THE PROBLEM: Find the string "median" in the data, and copy out each line that has it.

===== PROVIDED RECORDS

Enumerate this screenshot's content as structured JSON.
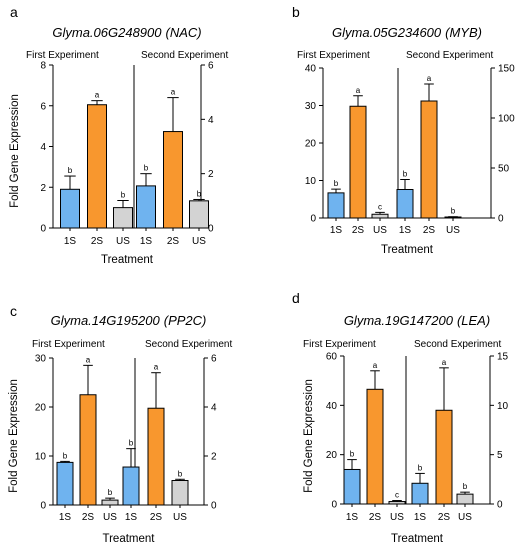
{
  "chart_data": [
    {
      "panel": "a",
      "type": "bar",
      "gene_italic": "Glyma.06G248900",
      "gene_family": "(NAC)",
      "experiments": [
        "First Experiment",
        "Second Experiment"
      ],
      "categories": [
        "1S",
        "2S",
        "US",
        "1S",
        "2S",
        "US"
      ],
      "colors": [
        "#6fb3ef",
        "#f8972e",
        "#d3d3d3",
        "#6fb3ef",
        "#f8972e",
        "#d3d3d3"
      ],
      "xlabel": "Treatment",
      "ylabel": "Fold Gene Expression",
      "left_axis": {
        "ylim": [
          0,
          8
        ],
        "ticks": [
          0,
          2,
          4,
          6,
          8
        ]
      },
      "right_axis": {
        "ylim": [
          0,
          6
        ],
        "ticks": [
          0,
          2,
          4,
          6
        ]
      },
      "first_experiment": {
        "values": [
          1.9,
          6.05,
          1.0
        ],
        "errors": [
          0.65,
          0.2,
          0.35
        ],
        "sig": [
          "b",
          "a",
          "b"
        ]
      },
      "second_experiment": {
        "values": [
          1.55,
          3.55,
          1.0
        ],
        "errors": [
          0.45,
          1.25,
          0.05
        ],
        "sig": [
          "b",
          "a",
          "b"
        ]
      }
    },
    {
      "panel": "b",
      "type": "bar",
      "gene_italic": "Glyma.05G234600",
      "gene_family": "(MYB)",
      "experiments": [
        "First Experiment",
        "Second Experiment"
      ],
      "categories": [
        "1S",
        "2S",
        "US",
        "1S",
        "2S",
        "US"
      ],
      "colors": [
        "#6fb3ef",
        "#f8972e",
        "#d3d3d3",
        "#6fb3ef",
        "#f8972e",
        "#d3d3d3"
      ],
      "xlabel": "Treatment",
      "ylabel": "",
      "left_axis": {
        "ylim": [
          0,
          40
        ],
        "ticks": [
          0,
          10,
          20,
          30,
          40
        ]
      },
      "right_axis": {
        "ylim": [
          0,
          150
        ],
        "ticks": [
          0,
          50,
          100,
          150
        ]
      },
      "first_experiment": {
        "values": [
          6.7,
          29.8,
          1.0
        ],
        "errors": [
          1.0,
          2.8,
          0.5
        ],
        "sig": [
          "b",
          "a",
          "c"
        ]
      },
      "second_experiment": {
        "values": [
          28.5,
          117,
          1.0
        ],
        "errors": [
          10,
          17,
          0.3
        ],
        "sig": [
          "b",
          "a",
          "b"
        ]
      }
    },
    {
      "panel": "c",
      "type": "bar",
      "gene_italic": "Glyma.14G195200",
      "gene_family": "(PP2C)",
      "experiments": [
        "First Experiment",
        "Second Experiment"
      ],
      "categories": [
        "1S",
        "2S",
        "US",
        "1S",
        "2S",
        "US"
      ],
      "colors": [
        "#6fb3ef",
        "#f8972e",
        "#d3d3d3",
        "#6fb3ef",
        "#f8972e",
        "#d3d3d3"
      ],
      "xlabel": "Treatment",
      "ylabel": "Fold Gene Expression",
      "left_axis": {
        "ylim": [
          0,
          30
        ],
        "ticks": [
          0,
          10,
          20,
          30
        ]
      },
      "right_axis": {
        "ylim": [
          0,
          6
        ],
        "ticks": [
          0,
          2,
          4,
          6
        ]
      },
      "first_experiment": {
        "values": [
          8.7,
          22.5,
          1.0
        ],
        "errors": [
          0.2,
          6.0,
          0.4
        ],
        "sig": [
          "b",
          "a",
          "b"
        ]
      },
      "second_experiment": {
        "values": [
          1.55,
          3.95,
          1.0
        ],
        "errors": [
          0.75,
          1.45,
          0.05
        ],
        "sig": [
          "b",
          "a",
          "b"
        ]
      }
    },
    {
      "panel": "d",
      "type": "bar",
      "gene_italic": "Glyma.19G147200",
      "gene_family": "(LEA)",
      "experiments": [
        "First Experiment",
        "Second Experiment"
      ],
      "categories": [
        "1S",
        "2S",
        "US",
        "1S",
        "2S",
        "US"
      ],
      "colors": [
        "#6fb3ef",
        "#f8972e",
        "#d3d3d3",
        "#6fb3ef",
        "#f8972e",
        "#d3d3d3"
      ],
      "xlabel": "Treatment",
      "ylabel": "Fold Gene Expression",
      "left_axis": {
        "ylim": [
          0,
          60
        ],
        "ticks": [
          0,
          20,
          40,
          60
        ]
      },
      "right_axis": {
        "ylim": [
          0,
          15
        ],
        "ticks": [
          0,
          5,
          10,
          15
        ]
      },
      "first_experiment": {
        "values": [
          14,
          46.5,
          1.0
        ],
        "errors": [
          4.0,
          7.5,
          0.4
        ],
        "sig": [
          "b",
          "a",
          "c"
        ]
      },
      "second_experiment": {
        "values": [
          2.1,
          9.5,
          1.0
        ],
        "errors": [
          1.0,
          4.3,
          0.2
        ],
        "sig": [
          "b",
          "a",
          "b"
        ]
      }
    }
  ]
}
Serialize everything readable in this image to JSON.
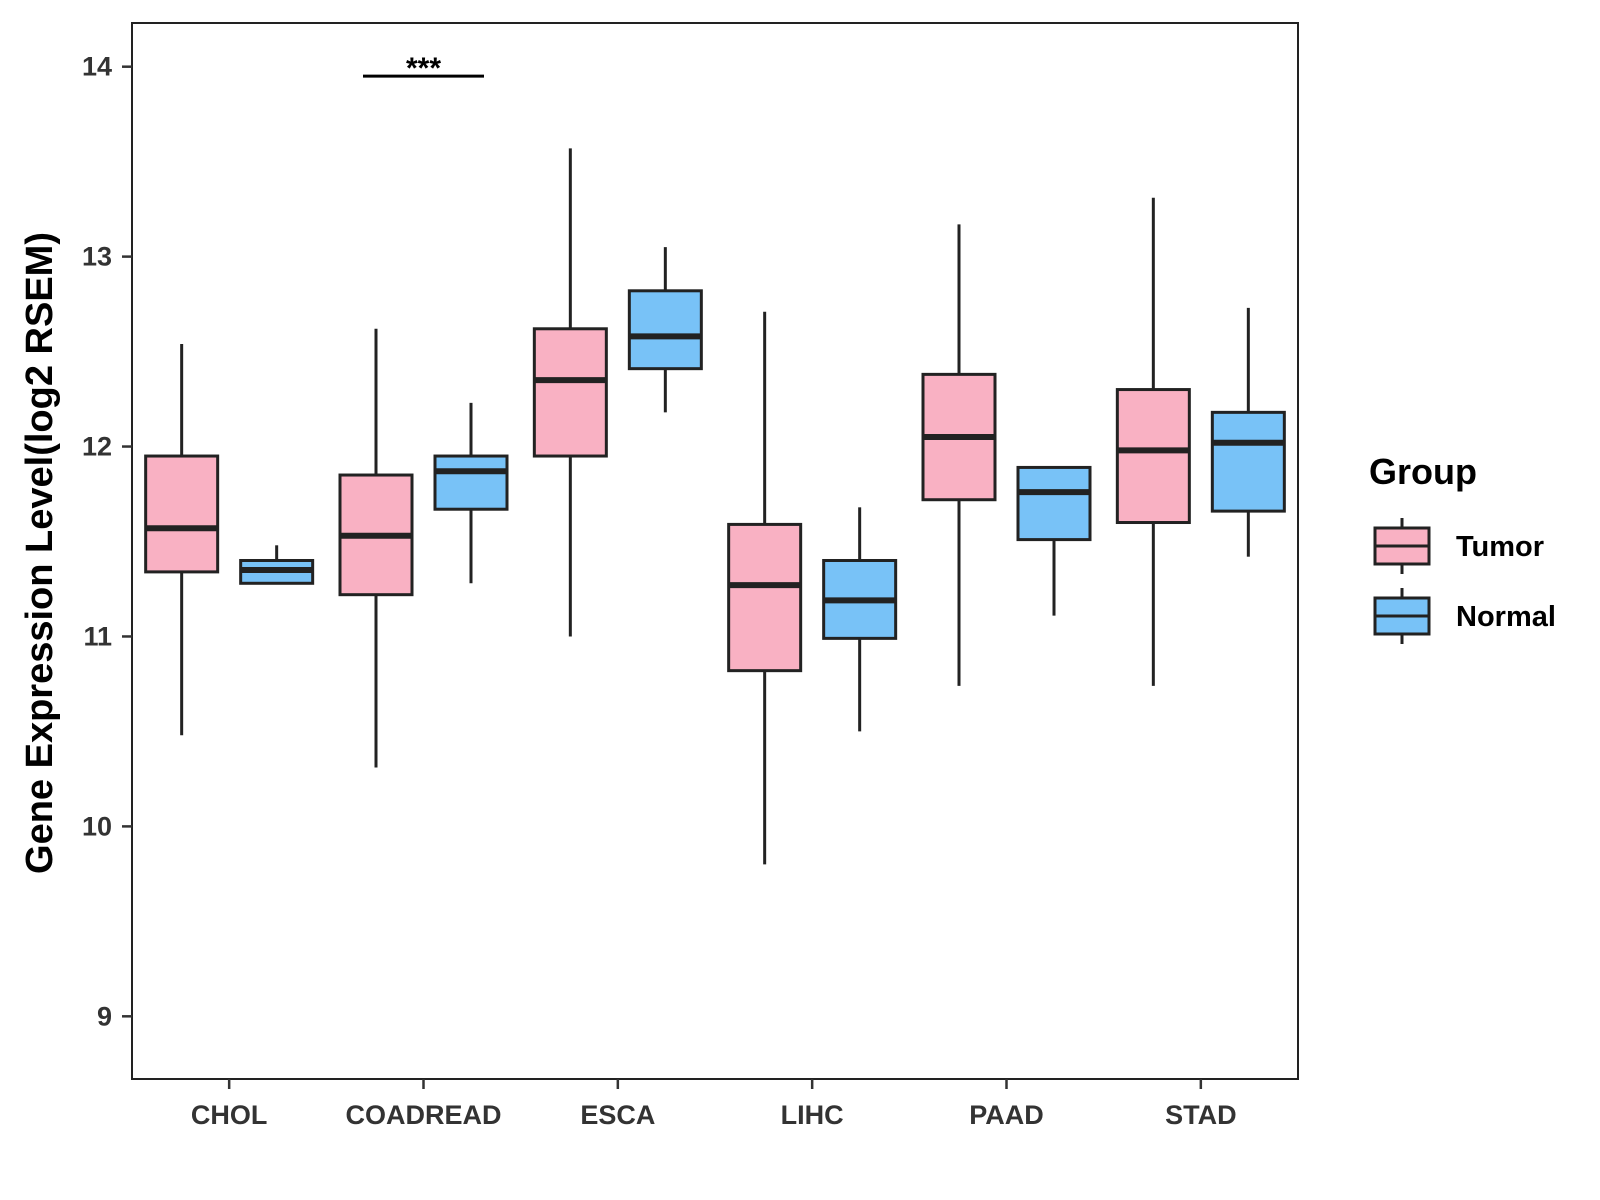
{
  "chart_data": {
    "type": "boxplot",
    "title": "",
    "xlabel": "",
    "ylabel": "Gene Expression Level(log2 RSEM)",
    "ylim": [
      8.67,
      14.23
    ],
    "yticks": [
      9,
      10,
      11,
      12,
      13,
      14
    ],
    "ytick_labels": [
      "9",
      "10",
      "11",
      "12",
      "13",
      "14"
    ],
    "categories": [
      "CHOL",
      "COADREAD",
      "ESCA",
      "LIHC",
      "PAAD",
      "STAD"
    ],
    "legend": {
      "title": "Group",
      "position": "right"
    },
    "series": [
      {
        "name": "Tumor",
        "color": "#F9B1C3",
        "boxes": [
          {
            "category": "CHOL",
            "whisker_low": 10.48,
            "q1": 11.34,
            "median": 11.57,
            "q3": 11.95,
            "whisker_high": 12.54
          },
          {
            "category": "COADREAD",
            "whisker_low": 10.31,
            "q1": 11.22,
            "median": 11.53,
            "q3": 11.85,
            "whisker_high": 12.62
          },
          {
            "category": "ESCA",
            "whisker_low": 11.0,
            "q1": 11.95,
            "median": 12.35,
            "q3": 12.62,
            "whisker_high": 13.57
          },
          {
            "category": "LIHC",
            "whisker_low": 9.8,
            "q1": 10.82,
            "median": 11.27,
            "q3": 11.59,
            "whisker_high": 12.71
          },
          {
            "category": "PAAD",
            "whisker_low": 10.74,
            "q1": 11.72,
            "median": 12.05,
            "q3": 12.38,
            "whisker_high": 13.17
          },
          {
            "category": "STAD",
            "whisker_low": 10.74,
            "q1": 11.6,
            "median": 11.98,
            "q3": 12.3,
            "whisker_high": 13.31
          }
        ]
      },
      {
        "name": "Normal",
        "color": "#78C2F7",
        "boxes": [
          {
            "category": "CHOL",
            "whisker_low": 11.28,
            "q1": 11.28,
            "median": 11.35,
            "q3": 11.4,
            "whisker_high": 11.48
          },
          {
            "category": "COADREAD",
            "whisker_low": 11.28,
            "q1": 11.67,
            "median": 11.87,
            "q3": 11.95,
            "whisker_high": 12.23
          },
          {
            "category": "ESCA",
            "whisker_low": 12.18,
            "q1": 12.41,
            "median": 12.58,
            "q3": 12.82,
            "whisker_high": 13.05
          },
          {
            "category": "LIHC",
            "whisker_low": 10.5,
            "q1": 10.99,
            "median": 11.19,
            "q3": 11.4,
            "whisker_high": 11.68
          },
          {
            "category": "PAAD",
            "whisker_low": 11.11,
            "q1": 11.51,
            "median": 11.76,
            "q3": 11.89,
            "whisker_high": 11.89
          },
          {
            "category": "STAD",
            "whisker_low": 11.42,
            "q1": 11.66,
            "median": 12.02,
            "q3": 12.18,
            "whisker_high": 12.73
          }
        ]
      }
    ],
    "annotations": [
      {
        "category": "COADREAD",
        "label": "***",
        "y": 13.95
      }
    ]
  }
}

==========

PROBLEM SOLUTION:
            "median": 11.57,
            "median": 11.53,
            "median": 12.35,
            "median": 11.27,
            "median": 12.05,
            "median": 11.98,
            "median": 11.35,
            "median": 11.87,
            "median": 12.58,
            "median": 11.19,
            "median": 11.76,
            "median": 12.02,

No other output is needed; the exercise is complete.